■ **EXERCISE MATERIAL**
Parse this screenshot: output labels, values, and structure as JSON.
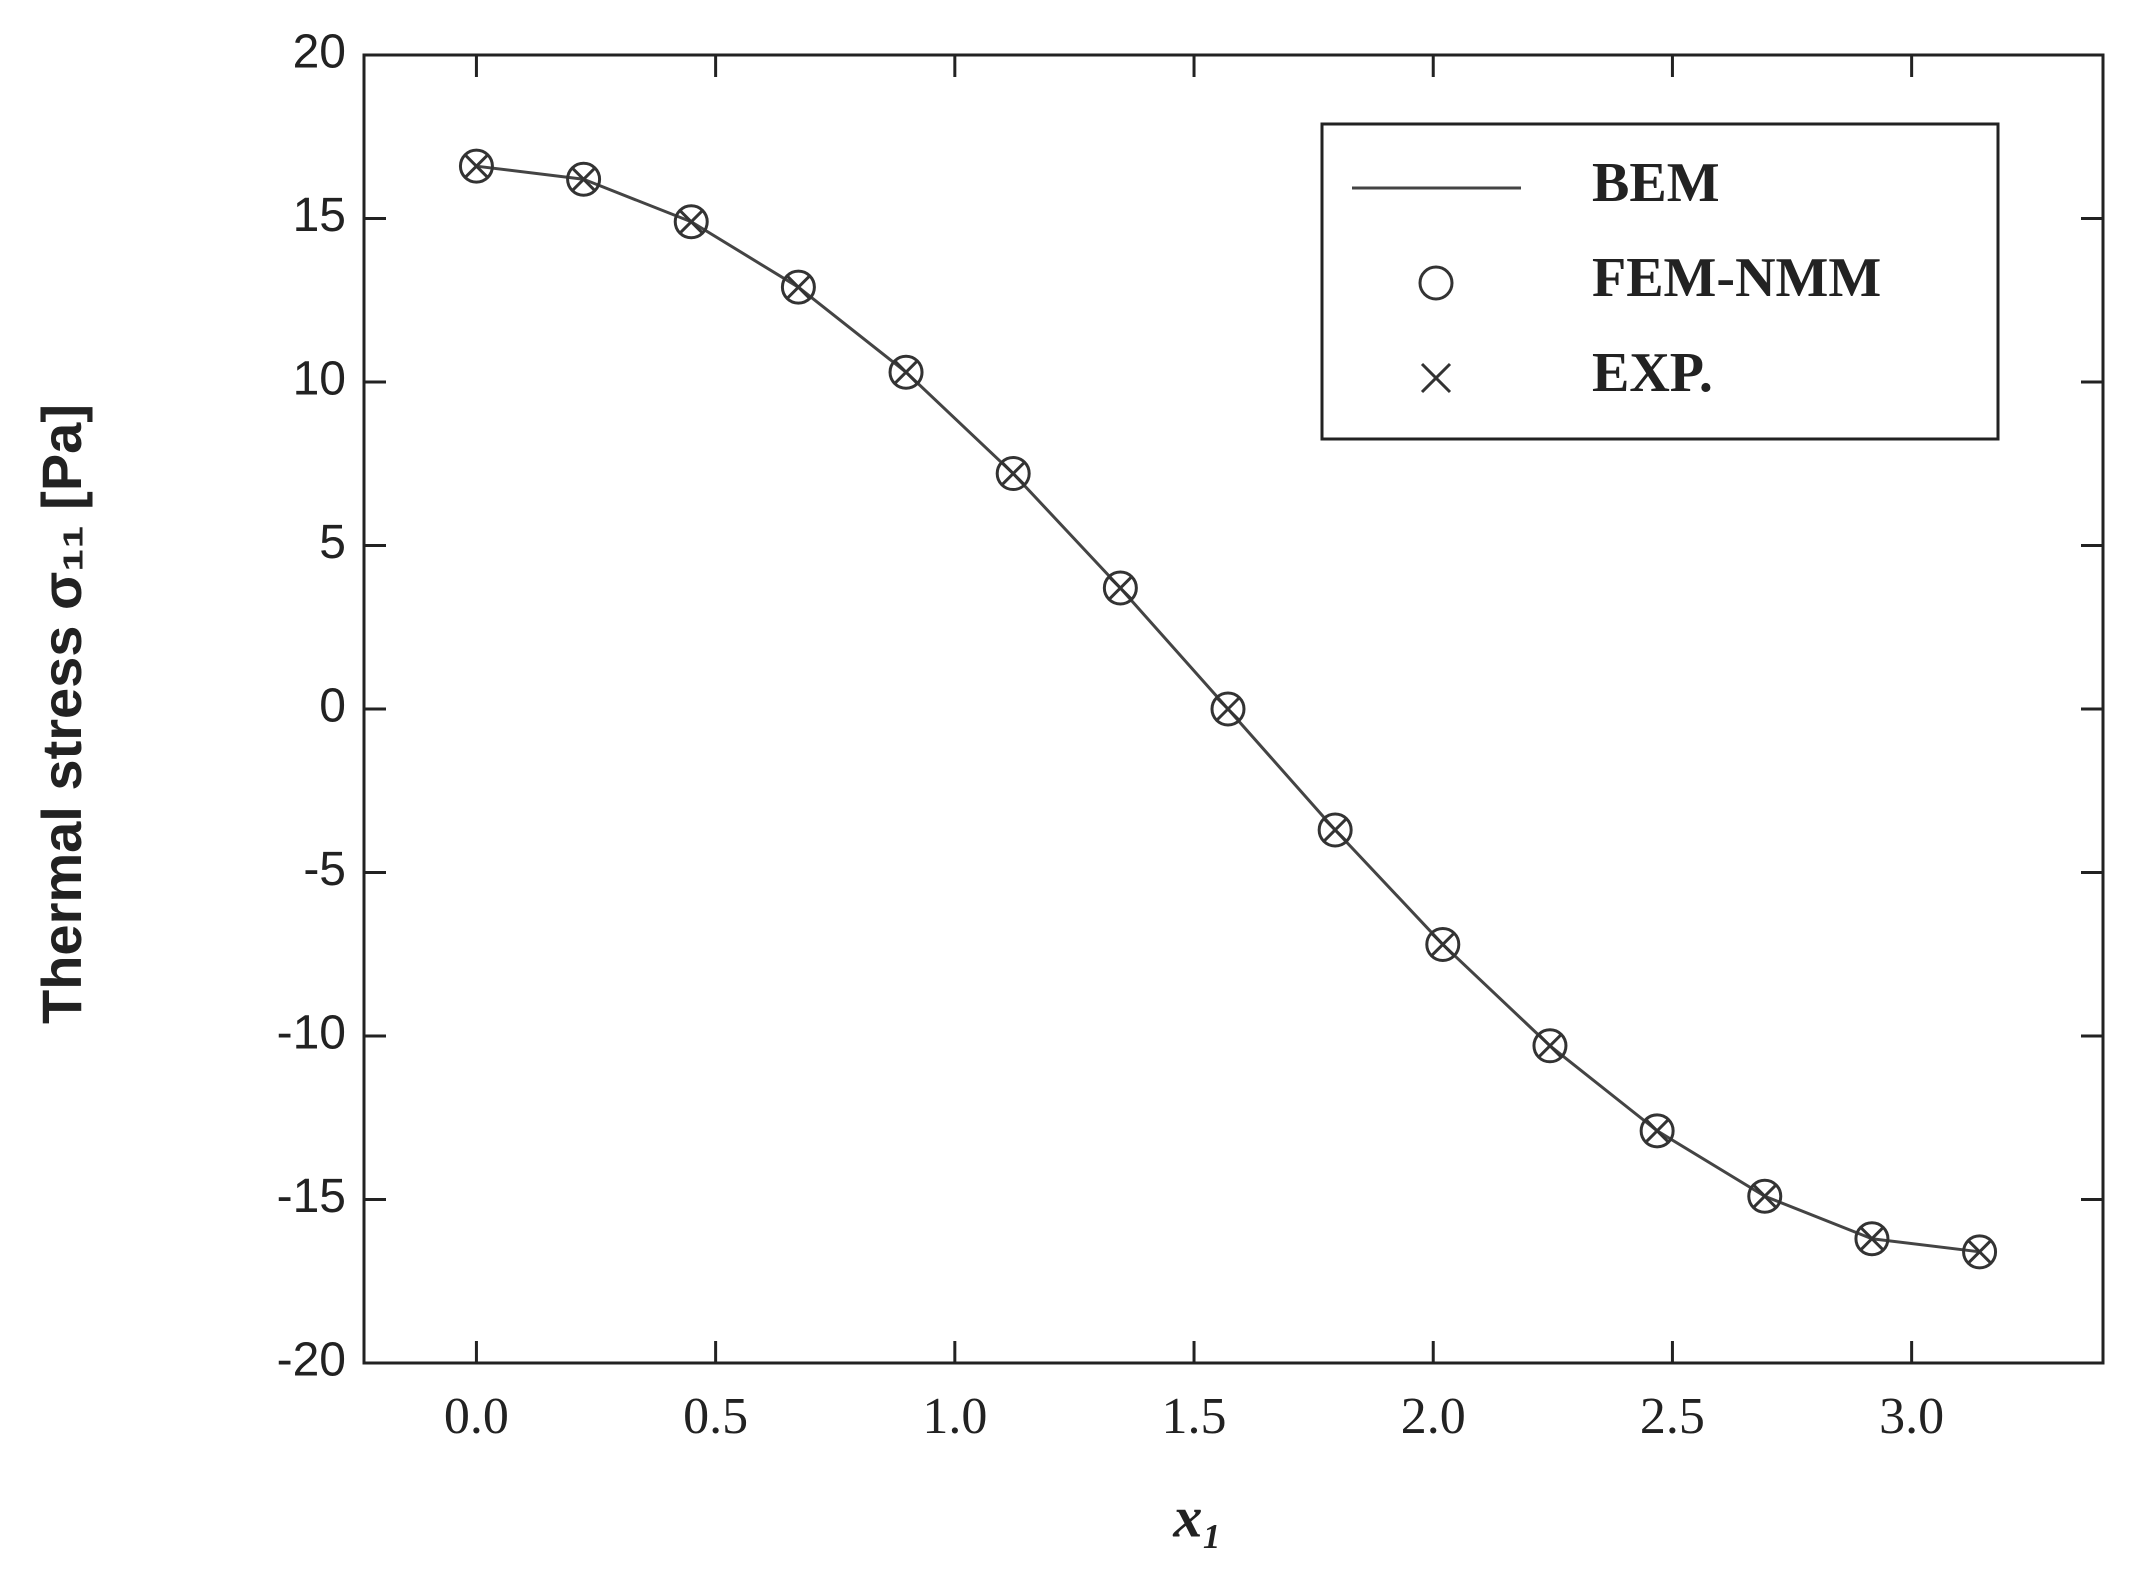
{
  "chart_data": {
    "type": "line",
    "xlabel": "x₁",
    "ylabel": "Thermal stress σ₁₁ [Pa]",
    "x": [
      0,
      0.224,
      0.449,
      0.673,
      0.898,
      1.122,
      1.346,
      1.571,
      1.795,
      2.02,
      2.244,
      2.468,
      2.693,
      2.917,
      3.142
    ],
    "series": [
      {
        "name": "BEM",
        "color": "#444444",
        "marker": "none",
        "values": [
          16.6,
          16.2,
          14.9,
          12.9,
          10.3,
          7.2,
          3.7,
          0,
          -3.7,
          -7.2,
          -10.3,
          -12.9,
          -14.9,
          -16.2,
          -16.6
        ]
      },
      {
        "name": "FEM-NMM",
        "color": "#333333",
        "marker": "circle",
        "values": [
          16.6,
          16.2,
          14.9,
          12.9,
          10.3,
          7.2,
          3.7,
          0,
          -3.7,
          -7.2,
          -10.3,
          -12.9,
          -14.9,
          -16.2,
          -16.6
        ]
      },
      {
        "name": "EXP.",
        "color": "#333333",
        "marker": "x",
        "values": [
          16.6,
          16.2,
          14.9,
          12.9,
          10.3,
          7.2,
          3.7,
          0,
          -3.7,
          -7.2,
          -10.3,
          -12.9,
          -14.9,
          -16.2,
          -16.6
        ]
      }
    ],
    "xlim": [
      -0.235,
      3.4
    ],
    "ylim": [
      -20,
      20
    ],
    "xticks": [
      {
        "value": 0,
        "label": "0.0"
      },
      0.5,
      {
        "value": 1,
        "label": "1.0"
      },
      1.5,
      {
        "value": 2,
        "label": "2.0"
      },
      2.5,
      {
        "value": 3,
        "label": "3.0"
      }
    ],
    "yticks": [
      -20,
      -15,
      -10,
      -5,
      0,
      5,
      10,
      15,
      20
    ],
    "grid": false,
    "legend": "upper right"
  }
}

■ **THE PROBLEM**
Copy everything in the records above except the pictures, exactly as written.

■ **SOLUTION FOR THIS TASK**
Parse this screenshot: output labels, values, and structure as JSON.
{
  "chart_data": {
    "type": "line",
    "xlabel": "x₁",
    "ylabel": "Thermal stress σ₁₁ [Pa]",
    "x": [
      0,
      0.224,
      0.449,
      0.673,
      0.898,
      1.122,
      1.346,
      1.571,
      1.795,
      2.02,
      2.244,
      2.468,
      2.693,
      2.917,
      3.142
    ],
    "series": [
      {
        "name": "BEM",
        "color": "#444444",
        "marker": "none",
        "values": [
          16.6,
          16.2,
          14.9,
          12.9,
          10.3,
          7.2,
          3.7,
          0,
          -3.7,
          -7.2,
          -10.3,
          -12.9,
          -14.9,
          -16.2,
          -16.6
        ]
      },
      {
        "name": "FEM-NMM",
        "color": "#333333",
        "marker": "circle",
        "values": [
          16.6,
          16.2,
          14.9,
          12.9,
          10.3,
          7.2,
          3.7,
          0,
          -3.7,
          -7.2,
          -10.3,
          -12.9,
          -14.9,
          -16.2,
          -16.6
        ]
      },
      {
        "name": "EXP.",
        "color": "#333333",
        "marker": "x",
        "values": [
          16.6,
          16.2,
          14.9,
          12.9,
          10.3,
          7.2,
          3.7,
          0,
          -3.7,
          -7.2,
          -10.3,
          -12.9,
          -14.9,
          -16.2,
          -16.6
        ]
      }
    ],
    "xlim": [
      -0.235,
      3.4
    ],
    "ylim": [
      -20,
      20
    ],
    "xticks": [
      {
        "value": 0,
        "label": "0.0"
      },
      0.5,
      {
        "value": 1,
        "label": "1.0"
      },
      1.5,
      {
        "value": 2,
        "label": "2.0"
      },
      2.5,
      {
        "value": 3,
        "label": "3.0"
      }
    ],
    "yticks": [
      -20,
      -15,
      -10,
      -5,
      0,
      5,
      10,
      15,
      20
    ],
    "grid": false,
    "legend": "upper right"
  }
}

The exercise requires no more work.